These days, it seems like every business is quick to jump on the bring-your-own-device bandwagon. Boosting the mobility of a company’s workforce no doubt comes with its share of benefits - including increased collaboration among co-workers, which can result in a rise in productivity across the board. However, when an enterprise seeks to implement a BYOD policy, there are several important considerations to make, namely those related to data security.
A BYOD program cannot be successful if decision-makers do not think about the extra protection needed to safeguard the additional mobile endpoints. If administrators allow their employees to access any sensitive business information from their smartphones, tablets and laptops, this content could easily be snooped or stolen by hackers. By considering threats beforehand, organizations are better equipped to prevent security incidents before they impact the company.
One risk in particular to think about is mobile malware. As individuals increasingly utilize their personal devices for corporate activities, accessing a rising amount of sensitive organizational data, the mobile platform becomes a more attractive target for cybercriminals seeking to steal this information. Therefore, it is in any business’s best interest for company leaders to be aware of this threat and are working to avoid it.
What factors lead to mobile malware?
One of the main ways to prevent mobile malware is to understand the activities and uses that can lead to an infection. According to recent Trend Micro research, there are a number of factors that can cause a reduction in security and could therefore lead to mobile malware, including a lack of awareness. A recent survey found that 69 percent of employees using their handheld hardware for work, however, IT teams are only aware of 34 percent of these. Without knowing how many devices are connecting to the network, IT staff have a hard time ensuring proper protection against infections.

## Page layout parsing data:
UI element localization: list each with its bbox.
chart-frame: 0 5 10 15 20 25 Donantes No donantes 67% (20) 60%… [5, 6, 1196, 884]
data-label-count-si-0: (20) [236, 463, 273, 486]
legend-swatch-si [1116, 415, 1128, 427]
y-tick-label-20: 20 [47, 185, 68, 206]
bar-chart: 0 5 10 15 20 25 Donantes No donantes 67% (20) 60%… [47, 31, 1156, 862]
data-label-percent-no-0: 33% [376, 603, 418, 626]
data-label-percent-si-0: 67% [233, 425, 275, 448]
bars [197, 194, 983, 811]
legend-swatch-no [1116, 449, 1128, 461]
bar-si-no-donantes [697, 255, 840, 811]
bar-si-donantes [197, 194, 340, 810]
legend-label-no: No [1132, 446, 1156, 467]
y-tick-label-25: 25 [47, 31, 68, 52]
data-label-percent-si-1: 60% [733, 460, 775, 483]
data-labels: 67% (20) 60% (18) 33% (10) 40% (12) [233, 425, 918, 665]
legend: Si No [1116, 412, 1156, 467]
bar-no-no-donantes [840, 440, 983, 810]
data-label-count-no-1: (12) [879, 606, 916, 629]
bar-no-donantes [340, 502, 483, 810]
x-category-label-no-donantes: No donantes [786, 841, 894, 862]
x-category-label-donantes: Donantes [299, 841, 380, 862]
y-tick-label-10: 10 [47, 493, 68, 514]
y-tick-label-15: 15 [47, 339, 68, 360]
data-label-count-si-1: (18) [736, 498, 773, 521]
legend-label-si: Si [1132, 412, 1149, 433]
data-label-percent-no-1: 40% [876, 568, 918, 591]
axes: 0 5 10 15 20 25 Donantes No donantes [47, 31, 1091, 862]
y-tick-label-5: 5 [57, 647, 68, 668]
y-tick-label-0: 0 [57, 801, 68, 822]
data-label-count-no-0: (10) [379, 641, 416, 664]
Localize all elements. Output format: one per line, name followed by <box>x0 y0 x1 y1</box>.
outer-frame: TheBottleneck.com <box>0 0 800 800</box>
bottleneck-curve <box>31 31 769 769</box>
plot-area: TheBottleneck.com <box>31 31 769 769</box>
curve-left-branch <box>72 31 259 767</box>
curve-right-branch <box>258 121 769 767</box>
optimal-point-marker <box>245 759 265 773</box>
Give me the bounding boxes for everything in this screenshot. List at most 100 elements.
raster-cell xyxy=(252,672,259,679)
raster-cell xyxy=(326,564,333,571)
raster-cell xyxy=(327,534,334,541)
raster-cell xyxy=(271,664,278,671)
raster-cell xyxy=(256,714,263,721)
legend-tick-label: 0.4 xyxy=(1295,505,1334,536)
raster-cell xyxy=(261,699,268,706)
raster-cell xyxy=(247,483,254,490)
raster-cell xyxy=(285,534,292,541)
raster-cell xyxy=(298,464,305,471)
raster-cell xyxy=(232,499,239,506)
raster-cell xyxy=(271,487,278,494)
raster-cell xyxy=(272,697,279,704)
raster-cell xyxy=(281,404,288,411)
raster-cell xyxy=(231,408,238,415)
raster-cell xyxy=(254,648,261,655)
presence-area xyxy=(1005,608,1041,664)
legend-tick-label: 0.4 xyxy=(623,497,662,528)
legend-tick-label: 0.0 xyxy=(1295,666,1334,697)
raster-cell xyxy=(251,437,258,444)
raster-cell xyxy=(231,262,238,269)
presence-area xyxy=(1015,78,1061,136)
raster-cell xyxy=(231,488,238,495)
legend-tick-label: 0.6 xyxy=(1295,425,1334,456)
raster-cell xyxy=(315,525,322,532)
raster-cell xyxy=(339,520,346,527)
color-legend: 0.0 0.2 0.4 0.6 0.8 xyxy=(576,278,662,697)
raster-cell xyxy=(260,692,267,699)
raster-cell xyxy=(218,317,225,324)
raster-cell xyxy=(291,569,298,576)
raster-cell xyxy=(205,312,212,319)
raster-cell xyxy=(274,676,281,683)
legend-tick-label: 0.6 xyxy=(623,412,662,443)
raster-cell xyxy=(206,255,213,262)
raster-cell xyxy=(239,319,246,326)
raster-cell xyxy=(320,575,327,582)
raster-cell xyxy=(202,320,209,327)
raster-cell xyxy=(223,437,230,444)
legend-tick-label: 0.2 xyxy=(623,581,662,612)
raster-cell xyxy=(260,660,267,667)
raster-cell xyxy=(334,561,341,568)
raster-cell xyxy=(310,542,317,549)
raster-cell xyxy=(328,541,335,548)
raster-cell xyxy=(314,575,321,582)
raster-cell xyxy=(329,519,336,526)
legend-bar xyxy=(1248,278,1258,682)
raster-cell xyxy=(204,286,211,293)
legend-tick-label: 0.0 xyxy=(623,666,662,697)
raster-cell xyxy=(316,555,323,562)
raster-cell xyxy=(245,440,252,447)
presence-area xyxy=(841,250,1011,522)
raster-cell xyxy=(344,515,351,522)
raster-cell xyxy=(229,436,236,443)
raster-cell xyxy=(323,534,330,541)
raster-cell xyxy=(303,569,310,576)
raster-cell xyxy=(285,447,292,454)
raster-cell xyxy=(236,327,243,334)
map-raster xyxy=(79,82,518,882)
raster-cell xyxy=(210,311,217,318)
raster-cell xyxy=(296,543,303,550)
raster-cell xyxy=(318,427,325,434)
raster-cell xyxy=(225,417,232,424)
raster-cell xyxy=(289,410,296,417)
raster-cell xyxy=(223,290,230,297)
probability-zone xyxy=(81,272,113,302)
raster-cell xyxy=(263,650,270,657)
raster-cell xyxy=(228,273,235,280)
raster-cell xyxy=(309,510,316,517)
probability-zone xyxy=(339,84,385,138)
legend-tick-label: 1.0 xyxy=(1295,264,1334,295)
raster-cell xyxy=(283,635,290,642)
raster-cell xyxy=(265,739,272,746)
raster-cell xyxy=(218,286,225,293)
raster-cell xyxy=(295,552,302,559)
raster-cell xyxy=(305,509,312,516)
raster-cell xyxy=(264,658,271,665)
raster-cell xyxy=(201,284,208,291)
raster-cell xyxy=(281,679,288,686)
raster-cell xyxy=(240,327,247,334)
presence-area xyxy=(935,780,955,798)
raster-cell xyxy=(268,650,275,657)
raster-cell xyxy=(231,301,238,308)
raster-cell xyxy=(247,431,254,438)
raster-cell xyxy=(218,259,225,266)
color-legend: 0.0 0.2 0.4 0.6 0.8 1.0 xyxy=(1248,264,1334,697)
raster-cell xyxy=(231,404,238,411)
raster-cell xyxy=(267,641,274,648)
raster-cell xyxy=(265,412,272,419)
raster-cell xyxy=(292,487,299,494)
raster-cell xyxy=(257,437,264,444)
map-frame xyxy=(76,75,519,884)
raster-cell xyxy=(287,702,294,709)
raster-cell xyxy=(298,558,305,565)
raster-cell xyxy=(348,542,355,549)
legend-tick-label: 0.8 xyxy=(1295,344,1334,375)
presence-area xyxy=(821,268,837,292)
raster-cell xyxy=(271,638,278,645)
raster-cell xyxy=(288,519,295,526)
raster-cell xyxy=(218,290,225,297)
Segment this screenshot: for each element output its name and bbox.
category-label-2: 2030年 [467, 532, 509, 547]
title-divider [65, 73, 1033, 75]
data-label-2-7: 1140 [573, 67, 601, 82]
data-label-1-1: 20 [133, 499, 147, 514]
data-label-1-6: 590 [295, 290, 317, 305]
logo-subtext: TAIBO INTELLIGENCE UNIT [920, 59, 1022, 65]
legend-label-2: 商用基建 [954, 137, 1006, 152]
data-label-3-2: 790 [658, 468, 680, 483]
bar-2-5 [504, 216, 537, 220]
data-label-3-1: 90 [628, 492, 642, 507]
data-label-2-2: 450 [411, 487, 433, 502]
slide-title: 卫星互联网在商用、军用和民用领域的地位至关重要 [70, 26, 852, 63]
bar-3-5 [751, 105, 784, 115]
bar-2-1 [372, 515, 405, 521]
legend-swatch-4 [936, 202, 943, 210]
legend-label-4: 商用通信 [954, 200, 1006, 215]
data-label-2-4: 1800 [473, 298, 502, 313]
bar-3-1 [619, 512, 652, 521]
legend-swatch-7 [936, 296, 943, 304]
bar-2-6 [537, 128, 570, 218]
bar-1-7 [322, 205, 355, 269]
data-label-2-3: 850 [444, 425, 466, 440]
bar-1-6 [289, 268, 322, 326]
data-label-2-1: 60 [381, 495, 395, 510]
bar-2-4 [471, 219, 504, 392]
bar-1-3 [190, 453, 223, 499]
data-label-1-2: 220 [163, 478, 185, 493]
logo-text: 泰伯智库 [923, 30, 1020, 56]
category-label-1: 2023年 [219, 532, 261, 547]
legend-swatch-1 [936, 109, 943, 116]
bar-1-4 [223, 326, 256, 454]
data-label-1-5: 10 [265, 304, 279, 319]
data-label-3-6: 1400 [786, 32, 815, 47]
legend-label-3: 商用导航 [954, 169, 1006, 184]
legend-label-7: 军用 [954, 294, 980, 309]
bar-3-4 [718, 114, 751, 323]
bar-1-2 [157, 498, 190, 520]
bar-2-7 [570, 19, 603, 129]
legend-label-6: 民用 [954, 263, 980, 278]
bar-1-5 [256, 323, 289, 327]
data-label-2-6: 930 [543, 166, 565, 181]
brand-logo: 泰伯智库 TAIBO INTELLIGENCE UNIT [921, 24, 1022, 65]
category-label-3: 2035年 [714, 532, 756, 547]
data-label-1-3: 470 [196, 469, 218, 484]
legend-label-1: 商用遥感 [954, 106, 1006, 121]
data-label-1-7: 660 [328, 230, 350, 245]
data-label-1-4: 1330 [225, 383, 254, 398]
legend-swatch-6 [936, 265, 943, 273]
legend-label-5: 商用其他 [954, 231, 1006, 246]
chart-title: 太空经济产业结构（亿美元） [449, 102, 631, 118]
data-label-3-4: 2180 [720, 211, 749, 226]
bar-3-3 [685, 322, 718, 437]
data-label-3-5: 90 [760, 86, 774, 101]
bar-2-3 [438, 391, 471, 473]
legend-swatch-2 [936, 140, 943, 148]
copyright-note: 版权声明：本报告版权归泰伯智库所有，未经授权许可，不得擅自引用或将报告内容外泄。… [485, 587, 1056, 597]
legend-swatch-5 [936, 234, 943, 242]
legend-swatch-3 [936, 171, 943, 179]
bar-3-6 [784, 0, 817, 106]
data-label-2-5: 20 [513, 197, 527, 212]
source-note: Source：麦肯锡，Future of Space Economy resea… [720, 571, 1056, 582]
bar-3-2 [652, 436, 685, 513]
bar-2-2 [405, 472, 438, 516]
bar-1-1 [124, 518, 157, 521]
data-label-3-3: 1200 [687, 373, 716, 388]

## Tasks:
A - In the BYOD security text, which risk is singled out as one to think about in particular?
B - List every kind of device that the BYOD security text names as one employees might use to access sensitive business information.
The records are separate material and have no connection to the BYOD security text.

## Answers in order:
A - Mobile malware.

B - Smartphones, tablets, laptops